### WHAT IS REQUIRED:
Look for the word "activity" in each line and report the count of matching lines, with nothing added.
=======
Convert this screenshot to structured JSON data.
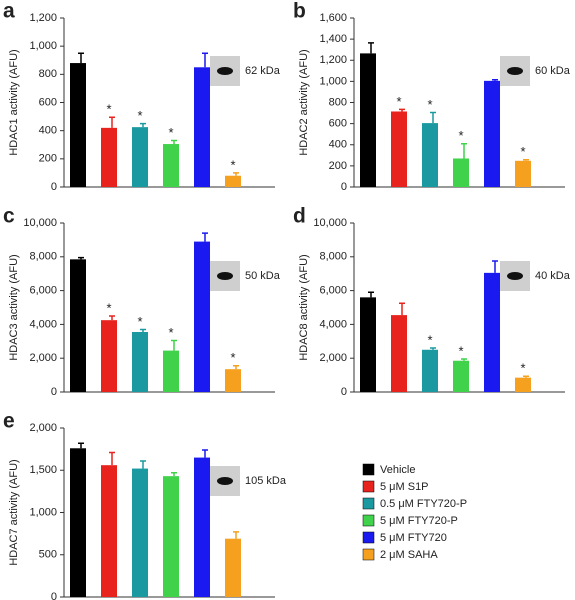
{
  "legend": {
    "categories": [
      "Vehicle",
      "5 μM S1P",
      "0.5 μM FTY720-P",
      "5 μM FTY720-P",
      "5 μM FTY720",
      "2 μM SAHA"
    ],
    "colors": [
      "#000000",
      "#e8231e",
      "#1a9aa0",
      "#3fd24a",
      "#1a1af0",
      "#f5a01e"
    ]
  },
  "chart_data": [
    {
      "type": "bar",
      "panel": "a",
      "ylabel": "HDAC1 activity (AFU)",
      "blot_label": "62 kDa",
      "values": [
        880,
        420,
        425,
        305,
        850,
        80
      ],
      "errors": [
        70,
        75,
        25,
        25,
        100,
        20
      ],
      "markers": [
        null,
        "*",
        "*",
        "*",
        null,
        "*"
      ],
      "ylim": [
        0,
        1200
      ],
      "yticks": [
        0,
        200,
        400,
        600,
        800,
        {
          "value": 1000,
          "label": "1,000"
        },
        {
          "value": 1200,
          "label": "1,200"
        }
      ]
    },
    {
      "type": "bar",
      "panel": "b",
      "ylabel": "HDAC2 activity (AFU)",
      "blot_label": "60 kDa",
      "values": [
        1265,
        715,
        605,
        270,
        1005,
        248
      ],
      "errors": [
        100,
        20,
        100,
        140,
        10,
        10
      ],
      "markers": [
        null,
        "*",
        "*",
        "*",
        null,
        "*"
      ],
      "ylim": [
        0,
        1600
      ],
      "yticks": [
        0,
        200,
        400,
        600,
        800,
        {
          "value": 1000,
          "label": "1,000"
        },
        {
          "value": 1200,
          "label": "1,200"
        },
        {
          "value": 1400,
          "label": "1,400"
        },
        {
          "value": 1600,
          "label": "1,600"
        }
      ]
    },
    {
      "type": "bar",
      "panel": "c",
      "ylabel": "HDAC3 activity (AFU)",
      "blot_label": "50 kDa",
      "values": [
        7850,
        4250,
        3550,
        2450,
        8900,
        1350
      ],
      "errors": [
        100,
        250,
        150,
        600,
        500,
        200
      ],
      "markers": [
        null,
        "*",
        "*",
        "*",
        null,
        "*"
      ],
      "ylim": [
        0,
        10000
      ],
      "yticks": [
        0,
        {
          "value": 2000,
          "label": "2,000"
        },
        {
          "value": 4000,
          "label": "4,000"
        },
        {
          "value": 6000,
          "label": "6,000"
        },
        {
          "value": 8000,
          "label": "8,000"
        },
        {
          "value": 10000,
          "label": "10,000"
        }
      ]
    },
    {
      "type": "bar",
      "panel": "d",
      "ylabel": "HDAC8 activity (AFU)",
      "blot_label": "40 kDa",
      "values": [
        5600,
        4550,
        2500,
        1850,
        7050,
        850
      ],
      "errors": [
        300,
        700,
        100,
        100,
        700,
        80
      ],
      "markers": [
        null,
        null,
        "*",
        "*",
        null,
        "*"
      ],
      "ylim": [
        0,
        10000
      ],
      "yticks": [
        0,
        {
          "value": 2000,
          "label": "2,000"
        },
        {
          "value": 4000,
          "label": "4,000"
        },
        {
          "value": 6000,
          "label": "6,000"
        },
        {
          "value": 8000,
          "label": "8,000"
        },
        {
          "value": 10000,
          "label": "10,000"
        }
      ]
    },
    {
      "type": "bar",
      "panel": "e",
      "ylabel": "HDAC7 activity (AFU)",
      "blot_label": "105 kDa",
      "values": [
        1760,
        1560,
        1520,
        1430,
        1650,
        690
      ],
      "errors": [
        60,
        150,
        90,
        40,
        90,
        80
      ],
      "ylim": [
        0,
        2000
      ],
      "yticks": [
        0,
        500,
        {
          "value": 1000,
          "label": "1,000"
        },
        {
          "value": 1500,
          "label": "1,500"
        },
        {
          "value": 2000,
          "label": "2,000"
        }
      ]
    }
  ]
}
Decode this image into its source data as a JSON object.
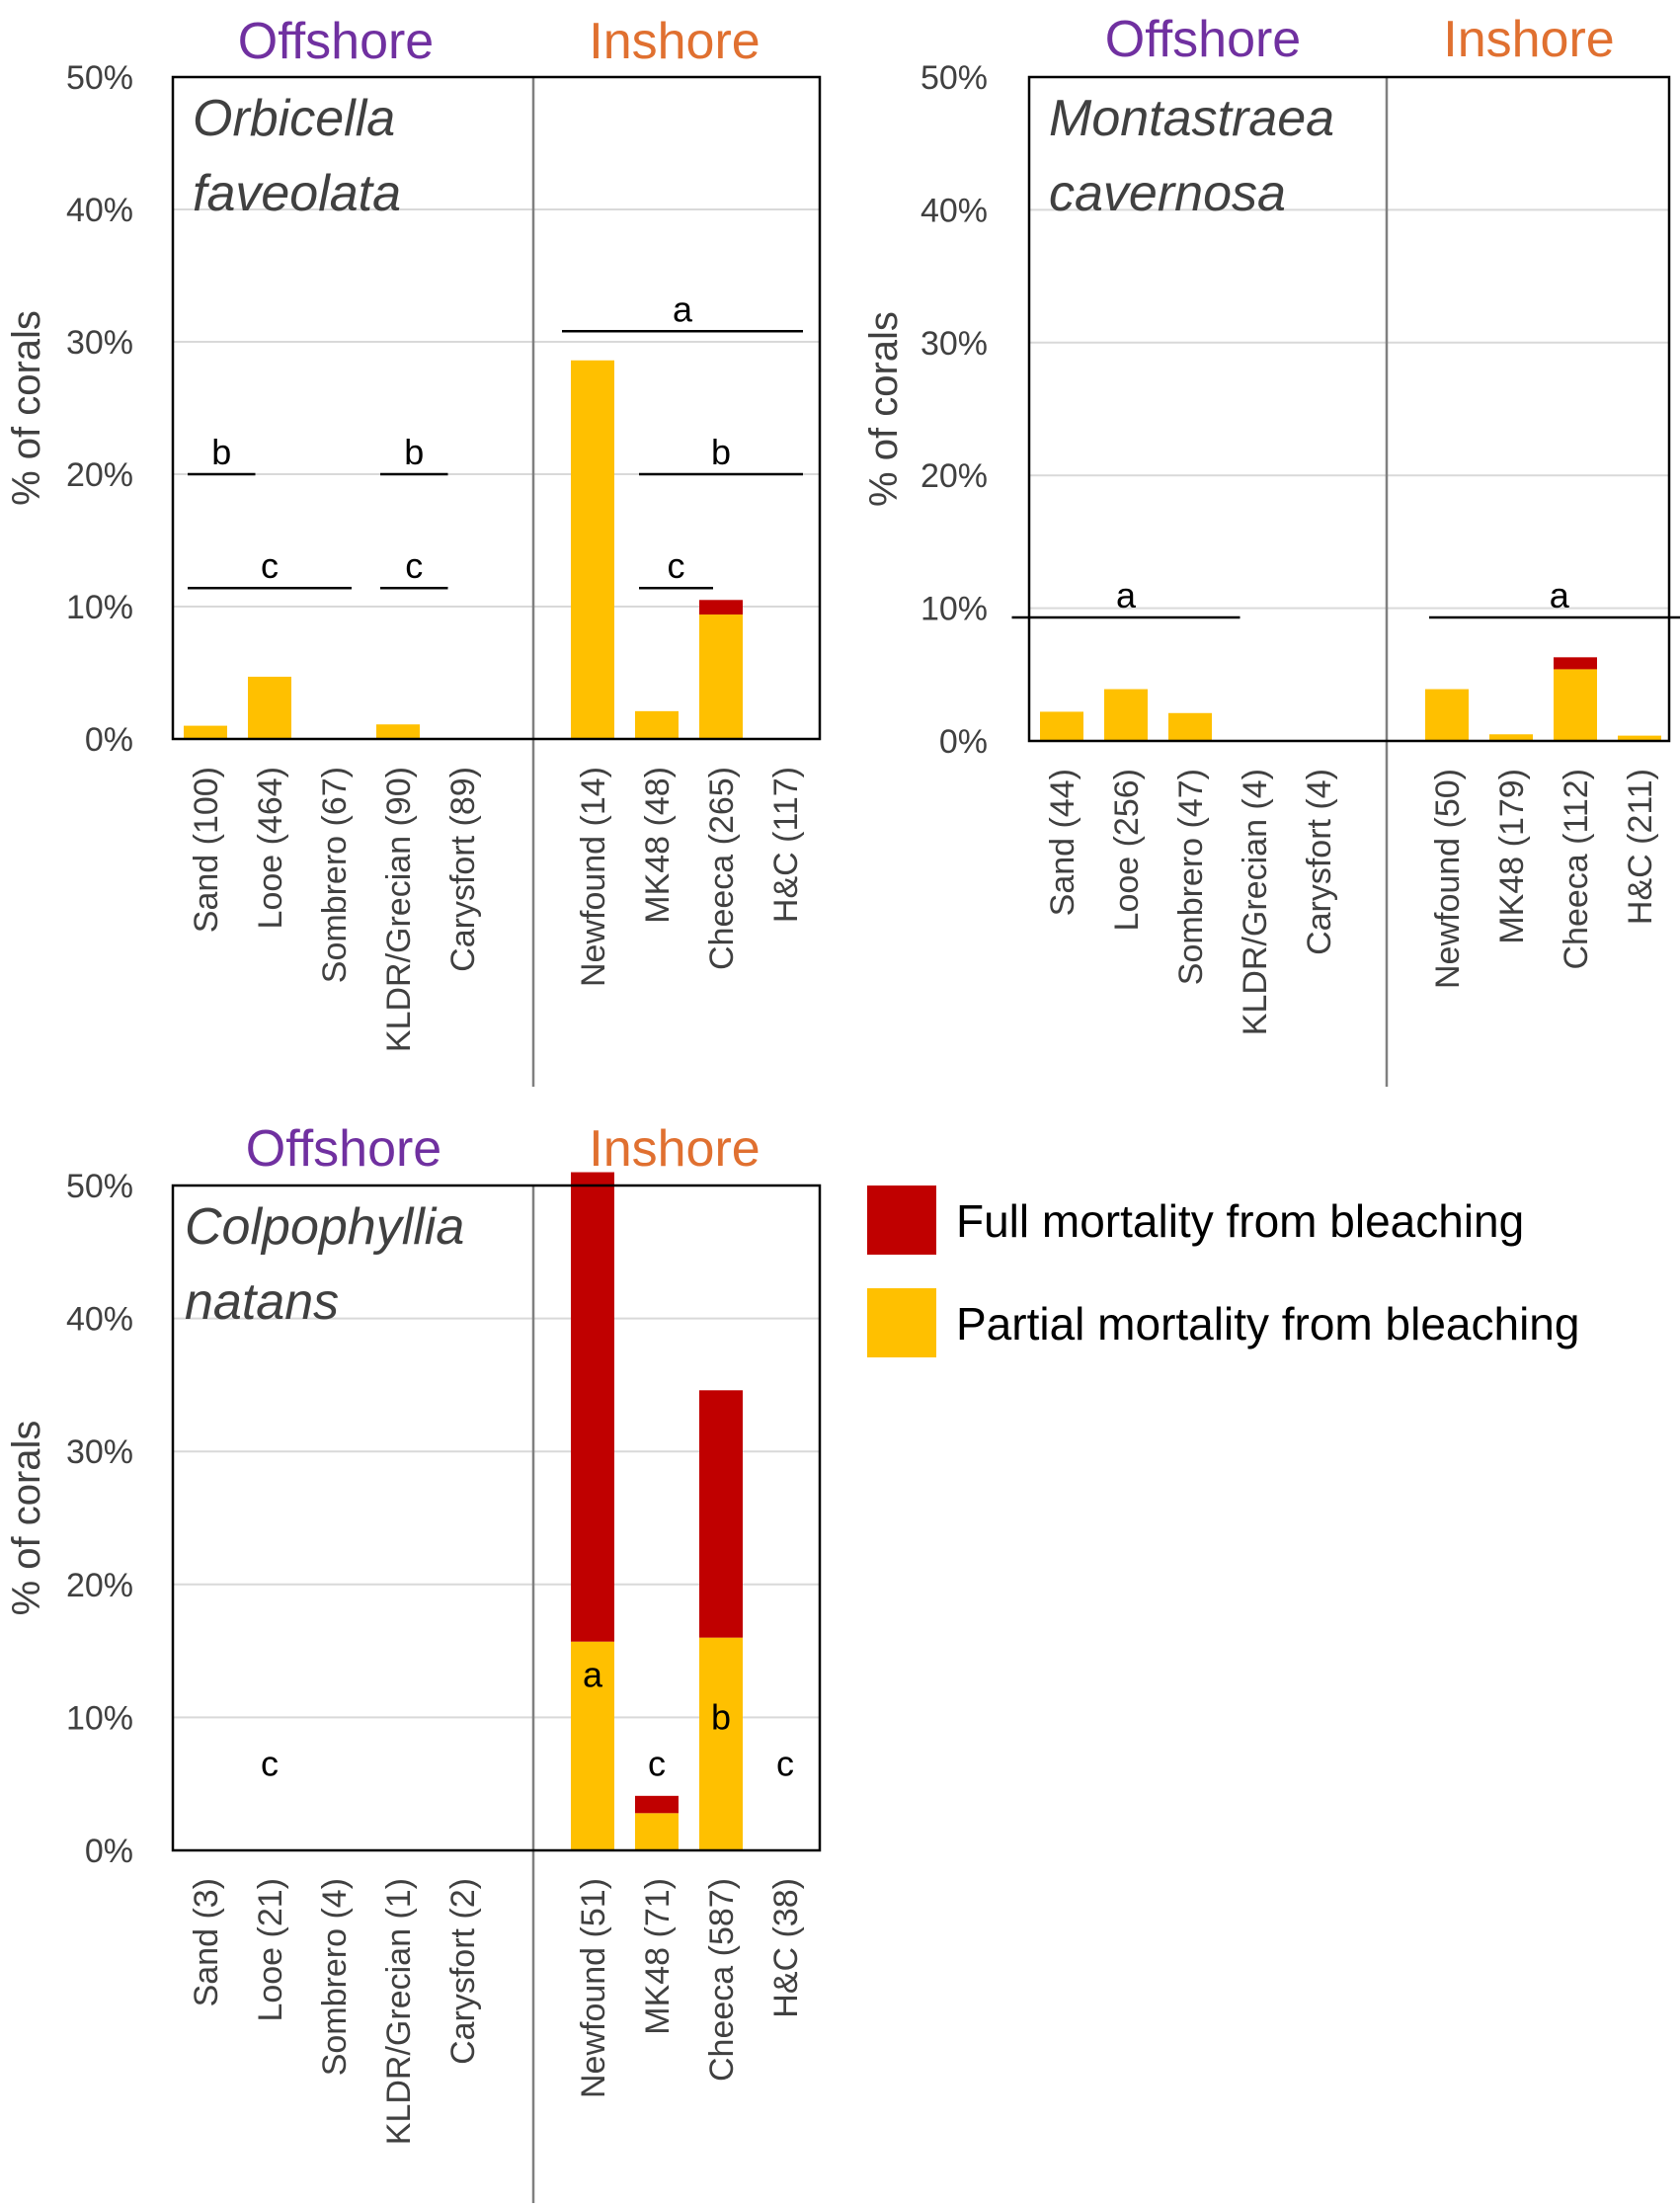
{
  "colors": {
    "partial": "#FFC000",
    "full": "#C00000",
    "offshore_label": "#7030A0",
    "inshore_label": "#E07030",
    "grid": "#D9D9D9",
    "axis": "#000000",
    "divider": "#808080",
    "text": "#404040"
  },
  "legend": {
    "full_label": "Full mortality from bleaching",
    "partial_label": "Partial mortality from bleaching"
  },
  "chart_data": [
    {
      "type": "bar",
      "stacked": true,
      "species_line1": "Orbicella",
      "species_line2": "faveolata",
      "region_labels": [
        "Offshore",
        "Inshore"
      ],
      "ylabel": "% of corals",
      "ylim": [
        0,
        50
      ],
      "yticks": [
        "0%",
        "10%",
        "20%",
        "30%",
        "40%",
        "50%"
      ],
      "offshore_count": 5,
      "categories": [
        "Sand (100)",
        "Looe (464)",
        "Sombrero (67)",
        "KLDR/Grecian (90)",
        "Carysfort (89)",
        "Newfound (14)",
        "MK48 (48)",
        "Cheeca (265)",
        "H&C (117)"
      ],
      "series": [
        {
          "name": "Partial mortality from bleaching",
          "color_key": "partial",
          "values": [
            1.0,
            4.7,
            0,
            1.1,
            0,
            28.6,
            2.1,
            9.4,
            0
          ]
        },
        {
          "name": "Full mortality from bleaching",
          "color_key": "full",
          "values": [
            0,
            0,
            0,
            0,
            0,
            0,
            0,
            1.1,
            0
          ]
        }
      ],
      "annotations": [
        {
          "text": "b",
          "x1": 0,
          "x2": 0.5,
          "y": 20.0
        },
        {
          "text": "c",
          "x1": 0,
          "x2": 2,
          "y": 11.4
        },
        {
          "text": "b",
          "x1": 3,
          "x2": 3.5,
          "y": 20.0
        },
        {
          "text": "c",
          "x1": 3,
          "x2": 3.5,
          "y": 11.4
        },
        {
          "text": "a",
          "x1": 4.8,
          "x2": 8,
          "y": 30.8
        },
        {
          "text": "b",
          "x1": 6,
          "x2": 8,
          "y": 20.0
        },
        {
          "text": "c",
          "x1": 6,
          "x2": 6.6,
          "y": 11.4
        }
      ]
    },
    {
      "type": "bar",
      "stacked": true,
      "species_line1": "Montastraea",
      "species_line2": "cavernosa",
      "region_labels": [
        "Offshore",
        "Inshore"
      ],
      "ylabel": "% of corals",
      "ylim": [
        0,
        50
      ],
      "yticks": [
        "0%",
        "10%",
        "20%",
        "30%",
        "40%",
        "50%"
      ],
      "offshore_count": 5,
      "categories": [
        "Sand (44)",
        "Looe (256)",
        "Sombrero (47)",
        "KLDR/Grecian (4)",
        "Carysfort (4)",
        "Newfound (50)",
        "MK48 (179)",
        "Cheeca (112)",
        "H&C (211)"
      ],
      "series": [
        {
          "name": "Partial mortality from bleaching",
          "color_key": "partial",
          "values": [
            2.2,
            3.9,
            2.1,
            0,
            0,
            3.9,
            0.5,
            5.4,
            0.4
          ]
        },
        {
          "name": "Full mortality from bleaching",
          "color_key": "full",
          "values": [
            0,
            0,
            0,
            0,
            0,
            0,
            0,
            0.9,
            0
          ]
        }
      ],
      "annotations": [
        {
          "text": "a",
          "x1": -0.5,
          "x2": 2.5,
          "y": 9.3
        },
        {
          "text": "a",
          "x1": 5,
          "x2": 8.5,
          "y": 9.3
        }
      ]
    },
    {
      "type": "bar",
      "stacked": true,
      "species_line1": "Colpophyllia",
      "species_line2": "natans",
      "region_labels": [
        "Offshore",
        "Inshore"
      ],
      "ylabel": "% of corals",
      "ylim": [
        0,
        50
      ],
      "yticks": [
        "0%",
        "10%",
        "20%",
        "30%",
        "40%",
        "50%"
      ],
      "offshore_count": 5,
      "categories": [
        "Sand (3)",
        "Looe (21)",
        "Sombrero (4)",
        "KLDR/Grecian (1)",
        "Carysfort (2)",
        "Newfound (51)",
        "MK48 (71)",
        "Cheeca (587)",
        "H&C (38)"
      ],
      "series": [
        {
          "name": "Partial mortality from bleaching",
          "color_key": "partial",
          "values": [
            0,
            0,
            0,
            0,
            0,
            15.7,
            2.8,
            16.0,
            0
          ]
        },
        {
          "name": "Full mortality from bleaching",
          "color_key": "full",
          "values": [
            0,
            0,
            0,
            0,
            0,
            35.3,
            1.3,
            18.6,
            0
          ]
        }
      ],
      "letters": [
        {
          "text": "c",
          "x": 1,
          "y": 6.5
        },
        {
          "text": "a",
          "x": 5,
          "y": 13.2
        },
        {
          "text": "c",
          "x": 6,
          "y": 6.5
        },
        {
          "text": "b",
          "x": 7,
          "y": 10.0
        },
        {
          "text": "c",
          "x": 8,
          "y": 6.5
        }
      ]
    }
  ]
}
=======
### EXERCISE OUTPUT:
5